> Requirements
Keep the pictures out of the copy and print all the entries below exactly.

> Dataset excerpts
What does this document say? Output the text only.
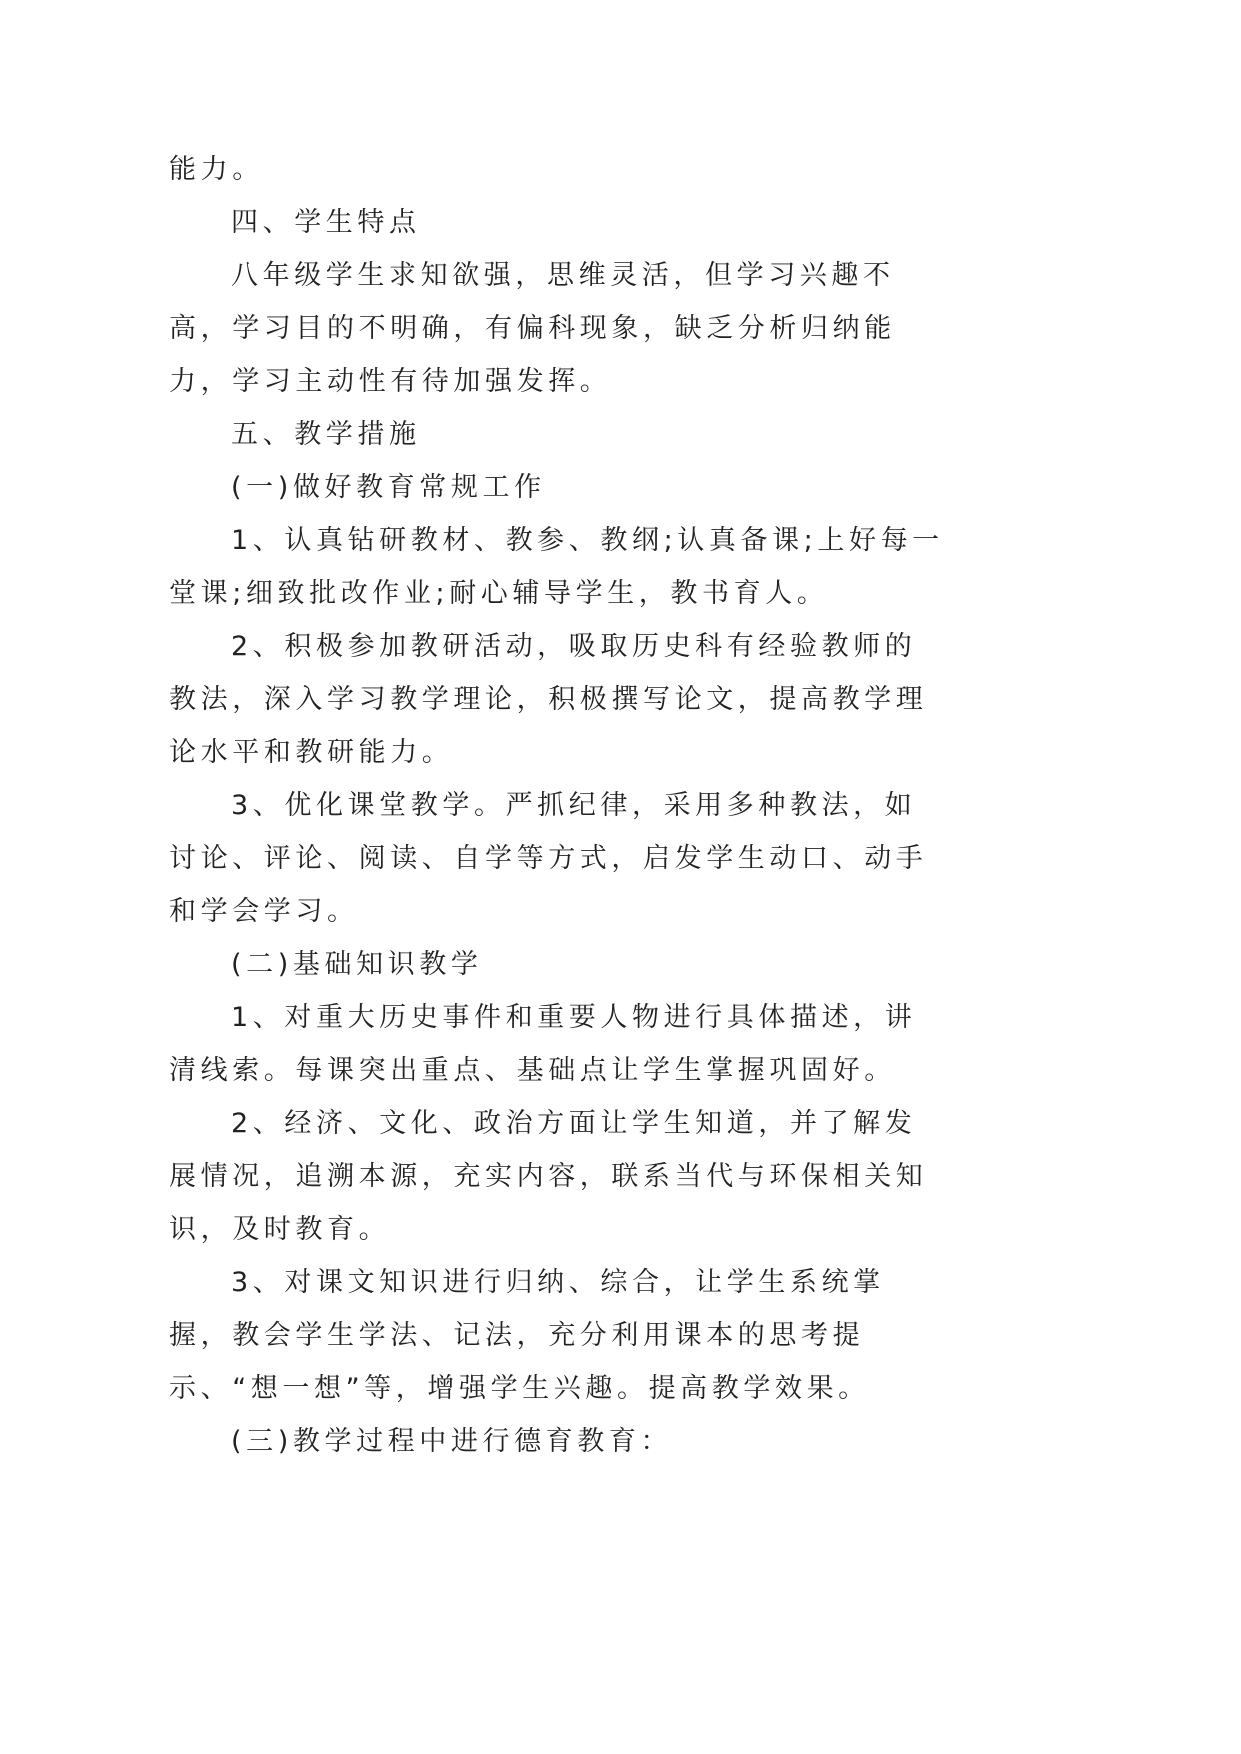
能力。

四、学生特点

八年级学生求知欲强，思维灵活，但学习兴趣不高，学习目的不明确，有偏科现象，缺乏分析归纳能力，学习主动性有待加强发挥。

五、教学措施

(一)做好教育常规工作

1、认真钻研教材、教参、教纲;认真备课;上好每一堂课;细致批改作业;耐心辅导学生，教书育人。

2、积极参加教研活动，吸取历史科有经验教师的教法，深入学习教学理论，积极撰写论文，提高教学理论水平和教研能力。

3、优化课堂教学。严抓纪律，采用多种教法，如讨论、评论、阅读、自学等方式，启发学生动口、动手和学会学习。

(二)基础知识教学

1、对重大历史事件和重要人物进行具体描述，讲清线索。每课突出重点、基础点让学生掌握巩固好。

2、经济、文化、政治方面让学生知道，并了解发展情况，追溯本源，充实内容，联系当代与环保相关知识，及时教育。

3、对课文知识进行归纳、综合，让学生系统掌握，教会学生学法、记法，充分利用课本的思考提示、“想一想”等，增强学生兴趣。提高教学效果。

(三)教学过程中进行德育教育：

> Exercise response
What does this document say? Output the text only.
能力。

四、学生特点

八年级学生求知欲强，思维灵活，但学习兴趣不高，学习目的不明确，有偏科现象，缺乏分析归纳能力，学习主动性有待加强发挥。

五、教学措施

(一)做好教育常规工作

1、认真钻研教材、教参、教纲;认真备课;上好每一堂课;细致批改作业;耐心辅导学生，教书育人。

2、积极参加教研活动，吸取历史科有经验教师的教法，深入学习教学理论，积极撰写论文，提高教学理论水平和教研能力。

3、优化课堂教学。严抓纪律，采用多种教法，如讨论、评论、阅读、自学等方式，启发学生动口、动手和学会学习。

(二)基础知识教学

1、对重大历史事件和重要人物进行具体描述，讲清线索。每课突出重点、基础点让学生掌握巩固好。

2、经济、文化、政治方面让学生知道，并了解发展情况，追溯本源，充实内容，联系当代与环保相关知识，及时教育。

3、对课文知识进行归纳、综合，让学生系统掌握，教会学生学法、记法，充分利用课本的思考提示、“想一想”等，增强学生兴趣。提高教学效果。

(三)教学过程中进行德育教育：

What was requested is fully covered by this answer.